GIVEN TASK>
Using the listing below, please gather every line containing the word "JSON".

SUPPLIED RECORDS>
[Start]

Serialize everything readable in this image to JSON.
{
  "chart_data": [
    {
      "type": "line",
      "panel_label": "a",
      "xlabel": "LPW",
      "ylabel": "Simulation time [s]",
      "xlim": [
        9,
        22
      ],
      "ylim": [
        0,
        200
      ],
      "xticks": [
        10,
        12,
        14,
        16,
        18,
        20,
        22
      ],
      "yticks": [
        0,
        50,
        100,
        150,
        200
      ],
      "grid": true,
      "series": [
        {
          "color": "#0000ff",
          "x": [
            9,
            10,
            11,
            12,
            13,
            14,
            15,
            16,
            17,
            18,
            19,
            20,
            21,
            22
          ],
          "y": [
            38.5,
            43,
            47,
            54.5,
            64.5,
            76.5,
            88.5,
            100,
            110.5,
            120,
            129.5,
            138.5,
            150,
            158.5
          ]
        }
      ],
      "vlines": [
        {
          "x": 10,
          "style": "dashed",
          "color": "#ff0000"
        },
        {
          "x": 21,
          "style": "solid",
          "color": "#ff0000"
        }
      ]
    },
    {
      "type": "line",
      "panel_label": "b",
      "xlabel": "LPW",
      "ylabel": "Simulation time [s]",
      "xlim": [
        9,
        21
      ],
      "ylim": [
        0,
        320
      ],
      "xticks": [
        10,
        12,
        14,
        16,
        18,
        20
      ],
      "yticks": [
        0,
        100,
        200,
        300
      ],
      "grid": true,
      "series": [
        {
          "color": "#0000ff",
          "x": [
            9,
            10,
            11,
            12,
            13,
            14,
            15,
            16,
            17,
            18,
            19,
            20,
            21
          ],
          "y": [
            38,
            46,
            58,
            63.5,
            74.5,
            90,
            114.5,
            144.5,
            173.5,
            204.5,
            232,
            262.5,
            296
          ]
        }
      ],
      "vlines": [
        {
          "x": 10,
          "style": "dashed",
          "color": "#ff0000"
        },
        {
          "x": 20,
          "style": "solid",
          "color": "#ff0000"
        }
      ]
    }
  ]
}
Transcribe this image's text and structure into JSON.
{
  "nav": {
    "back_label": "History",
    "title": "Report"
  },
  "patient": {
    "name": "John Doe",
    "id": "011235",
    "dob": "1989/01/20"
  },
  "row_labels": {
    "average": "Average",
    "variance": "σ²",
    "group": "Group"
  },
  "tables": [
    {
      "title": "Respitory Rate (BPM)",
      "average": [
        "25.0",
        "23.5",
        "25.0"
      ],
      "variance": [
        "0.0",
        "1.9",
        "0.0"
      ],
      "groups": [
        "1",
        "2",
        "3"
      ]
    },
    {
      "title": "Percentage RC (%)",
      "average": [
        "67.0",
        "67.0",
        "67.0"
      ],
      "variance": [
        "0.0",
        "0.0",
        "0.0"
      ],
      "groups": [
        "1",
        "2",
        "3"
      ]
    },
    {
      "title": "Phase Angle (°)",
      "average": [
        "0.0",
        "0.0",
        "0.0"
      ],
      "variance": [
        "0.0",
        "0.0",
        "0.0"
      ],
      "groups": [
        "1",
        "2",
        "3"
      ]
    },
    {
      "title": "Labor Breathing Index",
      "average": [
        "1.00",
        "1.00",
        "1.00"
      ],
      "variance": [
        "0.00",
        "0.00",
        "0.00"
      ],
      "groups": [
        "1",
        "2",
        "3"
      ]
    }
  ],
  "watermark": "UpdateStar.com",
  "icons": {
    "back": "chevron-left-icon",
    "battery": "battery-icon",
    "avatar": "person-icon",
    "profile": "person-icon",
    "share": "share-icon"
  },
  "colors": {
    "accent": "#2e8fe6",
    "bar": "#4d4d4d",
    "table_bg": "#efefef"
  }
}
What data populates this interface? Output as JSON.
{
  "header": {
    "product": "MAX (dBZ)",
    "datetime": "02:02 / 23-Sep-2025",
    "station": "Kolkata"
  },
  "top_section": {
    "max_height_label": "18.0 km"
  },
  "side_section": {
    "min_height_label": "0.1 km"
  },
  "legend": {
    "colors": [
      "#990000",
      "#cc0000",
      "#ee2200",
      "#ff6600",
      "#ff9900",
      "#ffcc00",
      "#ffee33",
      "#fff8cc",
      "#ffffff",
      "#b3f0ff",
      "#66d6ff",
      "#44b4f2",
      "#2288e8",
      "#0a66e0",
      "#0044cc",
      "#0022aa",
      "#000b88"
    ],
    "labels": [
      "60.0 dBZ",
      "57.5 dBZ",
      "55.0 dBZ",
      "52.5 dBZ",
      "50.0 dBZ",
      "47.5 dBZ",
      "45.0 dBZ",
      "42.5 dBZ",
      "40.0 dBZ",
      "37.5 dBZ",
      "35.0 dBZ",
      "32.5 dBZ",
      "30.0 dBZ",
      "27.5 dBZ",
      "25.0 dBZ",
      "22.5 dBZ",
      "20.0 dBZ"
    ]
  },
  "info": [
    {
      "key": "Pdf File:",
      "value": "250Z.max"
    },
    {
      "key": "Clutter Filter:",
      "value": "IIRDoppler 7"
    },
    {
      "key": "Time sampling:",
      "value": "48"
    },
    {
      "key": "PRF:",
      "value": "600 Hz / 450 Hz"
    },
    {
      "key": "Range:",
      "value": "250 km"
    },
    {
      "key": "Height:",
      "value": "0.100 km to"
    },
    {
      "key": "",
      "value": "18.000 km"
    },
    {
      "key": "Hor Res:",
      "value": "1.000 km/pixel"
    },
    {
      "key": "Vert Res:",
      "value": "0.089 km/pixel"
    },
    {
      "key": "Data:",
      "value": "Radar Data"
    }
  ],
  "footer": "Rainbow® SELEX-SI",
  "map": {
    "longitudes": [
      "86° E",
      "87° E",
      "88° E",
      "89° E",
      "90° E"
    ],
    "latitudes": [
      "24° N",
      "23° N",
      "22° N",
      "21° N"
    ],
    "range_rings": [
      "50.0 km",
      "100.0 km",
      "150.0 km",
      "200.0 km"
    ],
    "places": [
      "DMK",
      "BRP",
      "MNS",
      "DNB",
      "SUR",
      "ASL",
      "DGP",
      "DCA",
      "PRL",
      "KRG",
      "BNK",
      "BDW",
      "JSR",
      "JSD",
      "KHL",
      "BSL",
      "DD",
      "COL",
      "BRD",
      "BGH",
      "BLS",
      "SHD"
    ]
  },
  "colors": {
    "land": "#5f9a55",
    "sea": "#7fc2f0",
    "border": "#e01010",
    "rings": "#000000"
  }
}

[End]

FINISHED TASK>
Serialize everything readable in this image to JSON.
Transcribe this image's text and structure into JSON.
What data populates this interface? Output as JSON.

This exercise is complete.